**EXERCISE PROMPT**
The entries below should be transcribed in their entirety, exactly as written.

**MATERIAL FOR THIS TASK**
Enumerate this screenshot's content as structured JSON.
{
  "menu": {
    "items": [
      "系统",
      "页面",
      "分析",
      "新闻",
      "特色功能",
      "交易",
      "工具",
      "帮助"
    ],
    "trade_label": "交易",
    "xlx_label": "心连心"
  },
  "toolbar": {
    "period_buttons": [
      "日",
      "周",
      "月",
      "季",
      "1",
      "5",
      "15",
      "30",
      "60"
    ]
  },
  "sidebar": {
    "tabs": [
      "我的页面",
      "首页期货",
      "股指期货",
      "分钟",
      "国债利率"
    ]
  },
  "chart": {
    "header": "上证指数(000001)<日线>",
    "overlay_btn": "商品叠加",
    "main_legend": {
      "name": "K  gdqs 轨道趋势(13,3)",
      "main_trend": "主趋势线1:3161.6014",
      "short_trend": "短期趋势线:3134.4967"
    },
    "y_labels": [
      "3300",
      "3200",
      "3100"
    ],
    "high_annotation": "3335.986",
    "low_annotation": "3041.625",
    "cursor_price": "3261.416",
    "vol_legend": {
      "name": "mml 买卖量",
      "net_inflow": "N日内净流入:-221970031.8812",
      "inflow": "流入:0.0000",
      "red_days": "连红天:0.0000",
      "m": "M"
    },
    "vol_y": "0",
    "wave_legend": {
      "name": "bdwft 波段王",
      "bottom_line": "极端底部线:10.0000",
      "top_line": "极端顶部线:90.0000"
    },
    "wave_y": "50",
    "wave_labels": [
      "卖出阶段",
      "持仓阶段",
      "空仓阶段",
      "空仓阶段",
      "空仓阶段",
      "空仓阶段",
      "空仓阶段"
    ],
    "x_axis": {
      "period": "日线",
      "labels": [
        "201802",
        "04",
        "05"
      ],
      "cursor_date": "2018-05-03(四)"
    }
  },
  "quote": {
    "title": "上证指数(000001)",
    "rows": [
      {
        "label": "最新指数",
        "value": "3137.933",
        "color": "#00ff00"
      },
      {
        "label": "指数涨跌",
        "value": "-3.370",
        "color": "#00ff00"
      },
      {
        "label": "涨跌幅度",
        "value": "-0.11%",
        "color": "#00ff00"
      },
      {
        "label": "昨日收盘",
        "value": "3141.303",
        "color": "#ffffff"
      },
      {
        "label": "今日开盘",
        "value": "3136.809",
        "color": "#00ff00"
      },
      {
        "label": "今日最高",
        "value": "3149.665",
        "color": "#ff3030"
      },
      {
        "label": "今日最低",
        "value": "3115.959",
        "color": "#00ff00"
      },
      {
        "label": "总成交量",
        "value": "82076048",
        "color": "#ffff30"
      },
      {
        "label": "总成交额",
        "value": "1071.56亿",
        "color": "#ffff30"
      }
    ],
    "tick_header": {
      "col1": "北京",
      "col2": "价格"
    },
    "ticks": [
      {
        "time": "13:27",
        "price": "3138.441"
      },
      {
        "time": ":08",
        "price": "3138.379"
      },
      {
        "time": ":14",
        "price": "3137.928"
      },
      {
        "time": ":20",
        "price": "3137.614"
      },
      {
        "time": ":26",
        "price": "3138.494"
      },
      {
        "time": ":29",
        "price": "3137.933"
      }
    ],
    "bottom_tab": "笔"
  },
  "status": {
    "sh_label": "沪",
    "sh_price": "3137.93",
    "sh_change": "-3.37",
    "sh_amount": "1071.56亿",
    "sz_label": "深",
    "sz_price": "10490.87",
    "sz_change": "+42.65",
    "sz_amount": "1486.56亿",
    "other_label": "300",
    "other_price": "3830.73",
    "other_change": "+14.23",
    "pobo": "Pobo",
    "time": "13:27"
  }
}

**EXERCISE RESPONSE**
Enumerate this screenshot's content as structured JSON.
{
  "menu": {
    "items": [
      "系统",
      "页面",
      "分析",
      "新闻",
      "特色功能",
      "交易",
      "工具",
      "帮助"
    ],
    "trade_label": "交易",
    "xlx_label": "心连心"
  },
  "toolbar": {
    "period_buttons": [
      "日",
      "周",
      "月",
      "季",
      "1",
      "5",
      "15",
      "30",
      "60"
    ]
  },
  "sidebar": {
    "tabs": [
      "我的页面",
      "首页期货",
      "股指期货",
      "分钟",
      "国债利率"
    ]
  },
  "chart": {
    "header": "上证指数(000001)<日线>",
    "overlay_btn": "商品叠加",
    "main_legend": {
      "name": "K  gdqs 轨道趋势(13,3)",
      "main_trend": "主趋势线1:3161.6014",
      "short_trend": "短期趋势线:3134.4967"
    },
    "y_labels": [
      "3300",
      "3200",
      "3100"
    ],
    "high_annotation": "3335.986",
    "low_annotation": "3041.625",
    "cursor_price": "3261.416",
    "vol_legend": {
      "name": "mml 买卖量",
      "net_inflow": "N日内净流入:-221970031.8812",
      "inflow": "流入:0.0000",
      "red_days": "连红天:0.0000",
      "m": "M"
    },
    "vol_y": "0",
    "wave_legend": {
      "name": "bdwft 波段王",
      "bottom_line": "极端底部线:10.0000",
      "top_line": "极端顶部线:90.0000"
    },
    "wave_y": "50",
    "wave_labels": [
      "卖出阶段",
      "持仓阶段",
      "空仓阶段",
      "空仓阶段",
      "空仓阶段",
      "空仓阶段",
      "空仓阶段"
    ],
    "x_axis": {
      "period": "日线",
      "labels": [
        "201802",
        "04",
        "05"
      ],
      "cursor_date": "2018-05-03(四)"
    }
  },
  "quote": {
    "title": "上证指数(000001)",
    "rows": [
      {
        "label": "最新指数",
        "value": "3137.933",
        "color": "#00ff00"
      },
      {
        "label": "指数涨跌",
        "value": "-3.370",
        "color": "#00ff00"
      },
      {
        "label": "涨跌幅度",
        "value": "-0.11%",
        "color": "#00ff00"
      },
      {
        "label": "昨日收盘",
        "value": "3141.303",
        "color": "#ffffff"
      },
      {
        "label": "今日开盘",
        "value": "3136.809",
        "color": "#00ff00"
      },
      {
        "label": "今日最高",
        "value": "3149.665",
        "color": "#ff3030"
      },
      {
        "label": "今日最低",
        "value": "3115.959",
        "color": "#00ff00"
      },
      {
        "label": "总成交量",
        "value": "82076048",
        "color": "#ffff30"
      },
      {
        "label": "总成交额",
        "value": "1071.56亿",
        "color": "#ffff30"
      }
    ],
    "tick_header": {
      "col1": "北京",
      "col2": "价格"
    },
    "ticks": [
      {
        "time": "13:27",
        "price": "3138.441"
      },
      {
        "time": ":08",
        "price": "3138.379"
      },
      {
        "time": ":14",
        "price": "3137.928"
      },
      {
        "time": ":20",
        "price": "3137.614"
      },
      {
        "time": ":26",
        "price": "3138.494"
      },
      {
        "time": ":29",
        "price": "3137.933"
      }
    ],
    "bottom_tab": "笔"
  },
  "status": {
    "sh_label": "沪",
    "sh_price": "3137.93",
    "sh_change": "-3.37",
    "sh_amount": "1071.56亿",
    "sz_label": "深",
    "sz_price": "10490.87",
    "sz_change": "+42.65",
    "sz_amount": "1486.56亿",
    "other_label": "300",
    "other_price": "3830.73",
    "other_change": "+14.23",
    "pobo": "Pobo",
    "time": "13:27"
  }
}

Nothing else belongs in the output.